A line counts if it contains the word "document" at least once. State how many such lines the records contain, giving the number alone.

GIVEN ENTRIES -
⁂

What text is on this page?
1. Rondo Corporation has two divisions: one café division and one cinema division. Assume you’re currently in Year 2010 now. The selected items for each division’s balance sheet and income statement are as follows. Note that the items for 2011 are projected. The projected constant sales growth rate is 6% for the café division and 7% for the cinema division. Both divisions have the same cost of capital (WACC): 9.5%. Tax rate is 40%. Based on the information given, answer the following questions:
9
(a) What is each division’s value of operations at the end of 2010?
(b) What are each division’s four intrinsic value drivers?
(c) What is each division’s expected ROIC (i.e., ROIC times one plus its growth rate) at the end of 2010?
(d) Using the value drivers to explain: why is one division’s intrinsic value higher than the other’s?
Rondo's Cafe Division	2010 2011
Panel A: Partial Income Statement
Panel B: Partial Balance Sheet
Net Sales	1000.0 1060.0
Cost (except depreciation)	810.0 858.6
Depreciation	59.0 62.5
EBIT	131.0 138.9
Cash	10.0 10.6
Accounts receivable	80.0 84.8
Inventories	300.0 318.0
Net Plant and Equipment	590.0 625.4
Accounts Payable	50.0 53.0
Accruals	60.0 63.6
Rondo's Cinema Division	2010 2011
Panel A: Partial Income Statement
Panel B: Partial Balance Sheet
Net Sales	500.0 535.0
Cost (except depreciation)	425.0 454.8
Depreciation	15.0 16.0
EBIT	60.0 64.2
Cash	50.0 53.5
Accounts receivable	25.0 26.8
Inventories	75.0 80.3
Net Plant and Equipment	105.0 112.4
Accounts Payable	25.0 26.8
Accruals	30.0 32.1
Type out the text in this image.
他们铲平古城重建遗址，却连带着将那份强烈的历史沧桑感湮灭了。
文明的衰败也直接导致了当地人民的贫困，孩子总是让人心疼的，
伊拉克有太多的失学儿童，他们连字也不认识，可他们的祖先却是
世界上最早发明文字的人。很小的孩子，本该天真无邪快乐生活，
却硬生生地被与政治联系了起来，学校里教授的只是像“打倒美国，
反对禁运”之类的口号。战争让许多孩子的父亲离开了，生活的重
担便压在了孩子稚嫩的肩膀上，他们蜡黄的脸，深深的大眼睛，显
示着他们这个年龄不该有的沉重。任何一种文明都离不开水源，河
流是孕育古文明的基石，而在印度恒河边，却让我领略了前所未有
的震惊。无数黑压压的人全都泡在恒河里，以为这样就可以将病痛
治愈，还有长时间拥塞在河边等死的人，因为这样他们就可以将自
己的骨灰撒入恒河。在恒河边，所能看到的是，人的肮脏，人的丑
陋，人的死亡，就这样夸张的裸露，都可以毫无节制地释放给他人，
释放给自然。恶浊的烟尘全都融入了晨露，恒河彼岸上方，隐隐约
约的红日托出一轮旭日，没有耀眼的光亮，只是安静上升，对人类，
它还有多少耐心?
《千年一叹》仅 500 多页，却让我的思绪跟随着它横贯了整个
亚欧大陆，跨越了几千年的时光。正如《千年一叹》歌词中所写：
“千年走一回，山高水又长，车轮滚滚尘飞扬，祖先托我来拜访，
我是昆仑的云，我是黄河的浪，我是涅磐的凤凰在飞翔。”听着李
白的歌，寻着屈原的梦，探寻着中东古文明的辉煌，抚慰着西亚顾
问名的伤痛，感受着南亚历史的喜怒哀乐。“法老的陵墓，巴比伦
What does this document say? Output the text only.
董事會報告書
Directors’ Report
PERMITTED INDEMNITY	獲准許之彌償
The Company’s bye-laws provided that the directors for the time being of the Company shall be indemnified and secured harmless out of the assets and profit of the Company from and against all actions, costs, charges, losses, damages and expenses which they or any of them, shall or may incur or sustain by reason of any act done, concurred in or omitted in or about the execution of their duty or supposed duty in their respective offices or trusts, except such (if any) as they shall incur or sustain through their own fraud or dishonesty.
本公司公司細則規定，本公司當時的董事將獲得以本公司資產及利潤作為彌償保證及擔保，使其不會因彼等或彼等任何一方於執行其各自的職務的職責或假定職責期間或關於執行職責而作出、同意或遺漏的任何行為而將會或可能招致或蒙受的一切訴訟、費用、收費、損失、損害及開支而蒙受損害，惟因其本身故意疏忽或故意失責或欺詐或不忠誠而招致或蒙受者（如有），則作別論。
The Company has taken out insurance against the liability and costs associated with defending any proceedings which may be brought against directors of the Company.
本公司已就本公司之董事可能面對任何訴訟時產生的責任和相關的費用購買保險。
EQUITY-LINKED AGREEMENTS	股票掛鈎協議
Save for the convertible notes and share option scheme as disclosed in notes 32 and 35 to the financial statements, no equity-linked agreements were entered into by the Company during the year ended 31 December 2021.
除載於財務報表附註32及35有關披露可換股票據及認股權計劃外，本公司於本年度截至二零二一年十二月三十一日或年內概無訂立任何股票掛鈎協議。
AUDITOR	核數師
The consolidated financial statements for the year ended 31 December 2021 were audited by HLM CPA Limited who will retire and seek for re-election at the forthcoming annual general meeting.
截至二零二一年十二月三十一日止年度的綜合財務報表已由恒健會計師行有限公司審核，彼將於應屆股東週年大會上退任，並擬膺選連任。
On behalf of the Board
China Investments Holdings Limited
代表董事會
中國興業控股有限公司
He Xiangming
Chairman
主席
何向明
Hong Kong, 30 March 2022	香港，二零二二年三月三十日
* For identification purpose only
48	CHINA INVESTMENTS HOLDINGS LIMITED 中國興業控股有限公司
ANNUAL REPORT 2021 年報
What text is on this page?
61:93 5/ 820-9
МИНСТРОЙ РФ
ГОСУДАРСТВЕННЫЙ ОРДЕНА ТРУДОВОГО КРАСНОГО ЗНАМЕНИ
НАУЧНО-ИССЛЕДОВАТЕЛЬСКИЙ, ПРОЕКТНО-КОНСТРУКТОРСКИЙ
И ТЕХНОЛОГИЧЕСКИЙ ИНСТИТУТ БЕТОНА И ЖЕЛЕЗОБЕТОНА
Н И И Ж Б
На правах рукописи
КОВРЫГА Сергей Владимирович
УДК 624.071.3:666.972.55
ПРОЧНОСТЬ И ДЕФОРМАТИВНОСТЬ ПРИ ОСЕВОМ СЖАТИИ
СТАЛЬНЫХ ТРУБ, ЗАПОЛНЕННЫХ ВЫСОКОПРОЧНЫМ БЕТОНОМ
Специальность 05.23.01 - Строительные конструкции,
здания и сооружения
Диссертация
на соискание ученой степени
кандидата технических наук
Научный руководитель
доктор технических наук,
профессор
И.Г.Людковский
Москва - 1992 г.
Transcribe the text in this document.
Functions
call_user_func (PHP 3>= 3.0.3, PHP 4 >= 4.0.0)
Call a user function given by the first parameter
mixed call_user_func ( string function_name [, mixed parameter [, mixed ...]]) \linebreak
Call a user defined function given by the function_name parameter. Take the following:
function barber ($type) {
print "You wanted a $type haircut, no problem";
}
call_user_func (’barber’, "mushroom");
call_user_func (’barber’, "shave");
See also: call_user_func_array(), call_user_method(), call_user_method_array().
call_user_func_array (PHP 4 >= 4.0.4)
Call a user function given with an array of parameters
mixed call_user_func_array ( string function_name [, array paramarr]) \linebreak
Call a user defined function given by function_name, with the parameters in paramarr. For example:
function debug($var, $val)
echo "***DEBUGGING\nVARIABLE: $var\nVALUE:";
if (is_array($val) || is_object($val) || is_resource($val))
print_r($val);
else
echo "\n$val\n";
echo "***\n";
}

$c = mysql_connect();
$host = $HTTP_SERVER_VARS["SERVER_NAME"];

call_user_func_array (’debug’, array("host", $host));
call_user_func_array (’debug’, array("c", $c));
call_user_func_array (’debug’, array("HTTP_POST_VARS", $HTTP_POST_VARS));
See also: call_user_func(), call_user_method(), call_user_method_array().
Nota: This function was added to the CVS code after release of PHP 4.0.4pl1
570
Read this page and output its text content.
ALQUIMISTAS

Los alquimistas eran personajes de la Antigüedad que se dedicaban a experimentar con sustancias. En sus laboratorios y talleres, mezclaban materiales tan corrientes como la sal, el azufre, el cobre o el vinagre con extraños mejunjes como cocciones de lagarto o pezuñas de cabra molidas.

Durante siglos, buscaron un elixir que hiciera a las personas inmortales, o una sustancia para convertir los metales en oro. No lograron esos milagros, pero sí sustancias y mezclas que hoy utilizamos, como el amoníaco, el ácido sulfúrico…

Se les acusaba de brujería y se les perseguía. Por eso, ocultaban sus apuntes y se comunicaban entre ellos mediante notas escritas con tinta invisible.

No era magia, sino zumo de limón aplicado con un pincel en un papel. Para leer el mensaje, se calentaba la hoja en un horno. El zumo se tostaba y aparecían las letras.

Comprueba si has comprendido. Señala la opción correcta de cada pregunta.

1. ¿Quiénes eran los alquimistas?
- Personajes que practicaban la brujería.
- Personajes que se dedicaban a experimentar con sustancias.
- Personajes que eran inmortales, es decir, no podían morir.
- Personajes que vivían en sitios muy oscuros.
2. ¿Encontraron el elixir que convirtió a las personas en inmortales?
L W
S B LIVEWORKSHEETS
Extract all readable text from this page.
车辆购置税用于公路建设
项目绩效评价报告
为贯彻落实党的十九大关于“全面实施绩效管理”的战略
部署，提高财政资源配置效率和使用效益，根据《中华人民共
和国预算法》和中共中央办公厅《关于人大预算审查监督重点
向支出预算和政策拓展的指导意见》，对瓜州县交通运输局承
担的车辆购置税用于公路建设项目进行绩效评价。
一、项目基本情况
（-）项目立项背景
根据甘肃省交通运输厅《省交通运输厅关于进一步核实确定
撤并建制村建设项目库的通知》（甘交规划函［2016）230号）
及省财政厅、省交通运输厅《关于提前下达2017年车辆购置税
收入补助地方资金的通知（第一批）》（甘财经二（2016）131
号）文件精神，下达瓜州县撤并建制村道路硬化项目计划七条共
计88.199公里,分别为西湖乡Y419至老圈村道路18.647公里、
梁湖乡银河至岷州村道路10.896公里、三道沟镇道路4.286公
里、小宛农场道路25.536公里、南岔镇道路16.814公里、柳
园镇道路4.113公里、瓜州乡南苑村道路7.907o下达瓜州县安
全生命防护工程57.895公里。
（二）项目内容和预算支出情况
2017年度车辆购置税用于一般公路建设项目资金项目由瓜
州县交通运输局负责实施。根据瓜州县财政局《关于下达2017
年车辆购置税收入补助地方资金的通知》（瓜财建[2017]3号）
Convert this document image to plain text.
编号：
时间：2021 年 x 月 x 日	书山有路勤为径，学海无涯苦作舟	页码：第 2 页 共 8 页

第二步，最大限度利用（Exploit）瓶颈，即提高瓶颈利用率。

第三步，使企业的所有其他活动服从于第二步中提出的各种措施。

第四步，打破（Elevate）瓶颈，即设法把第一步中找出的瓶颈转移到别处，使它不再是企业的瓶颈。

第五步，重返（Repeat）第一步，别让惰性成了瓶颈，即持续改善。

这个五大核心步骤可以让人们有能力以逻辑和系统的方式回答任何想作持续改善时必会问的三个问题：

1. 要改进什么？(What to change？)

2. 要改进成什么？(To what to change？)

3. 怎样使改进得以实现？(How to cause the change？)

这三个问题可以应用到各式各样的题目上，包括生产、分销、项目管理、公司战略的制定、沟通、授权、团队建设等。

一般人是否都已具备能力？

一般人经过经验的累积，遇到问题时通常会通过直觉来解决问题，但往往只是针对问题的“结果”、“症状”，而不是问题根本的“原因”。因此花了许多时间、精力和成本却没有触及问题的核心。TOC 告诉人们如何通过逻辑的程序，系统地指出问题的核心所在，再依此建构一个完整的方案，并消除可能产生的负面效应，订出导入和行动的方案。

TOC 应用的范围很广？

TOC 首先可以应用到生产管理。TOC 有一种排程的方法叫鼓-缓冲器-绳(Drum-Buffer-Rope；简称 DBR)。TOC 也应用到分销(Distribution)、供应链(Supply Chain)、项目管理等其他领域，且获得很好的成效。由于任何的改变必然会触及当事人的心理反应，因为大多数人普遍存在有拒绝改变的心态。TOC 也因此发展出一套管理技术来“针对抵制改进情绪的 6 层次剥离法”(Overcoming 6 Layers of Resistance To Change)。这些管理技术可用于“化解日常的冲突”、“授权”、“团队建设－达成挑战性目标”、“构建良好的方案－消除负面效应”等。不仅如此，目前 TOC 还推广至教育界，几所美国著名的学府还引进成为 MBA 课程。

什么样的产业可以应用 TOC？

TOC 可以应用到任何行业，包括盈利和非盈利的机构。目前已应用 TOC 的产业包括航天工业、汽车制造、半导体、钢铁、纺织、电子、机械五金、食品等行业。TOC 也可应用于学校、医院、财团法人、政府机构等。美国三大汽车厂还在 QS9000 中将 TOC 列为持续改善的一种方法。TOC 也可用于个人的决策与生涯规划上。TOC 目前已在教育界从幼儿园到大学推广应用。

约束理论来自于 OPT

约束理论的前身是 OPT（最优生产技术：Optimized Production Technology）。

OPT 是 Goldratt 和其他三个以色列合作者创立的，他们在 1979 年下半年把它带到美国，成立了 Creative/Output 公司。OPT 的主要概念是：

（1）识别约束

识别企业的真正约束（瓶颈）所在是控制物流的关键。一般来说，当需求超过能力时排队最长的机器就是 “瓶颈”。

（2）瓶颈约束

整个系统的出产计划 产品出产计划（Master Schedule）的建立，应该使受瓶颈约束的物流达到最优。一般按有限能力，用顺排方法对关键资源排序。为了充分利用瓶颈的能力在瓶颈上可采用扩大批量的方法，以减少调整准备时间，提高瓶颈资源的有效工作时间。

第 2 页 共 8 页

⁂

THE SOLUTION - 3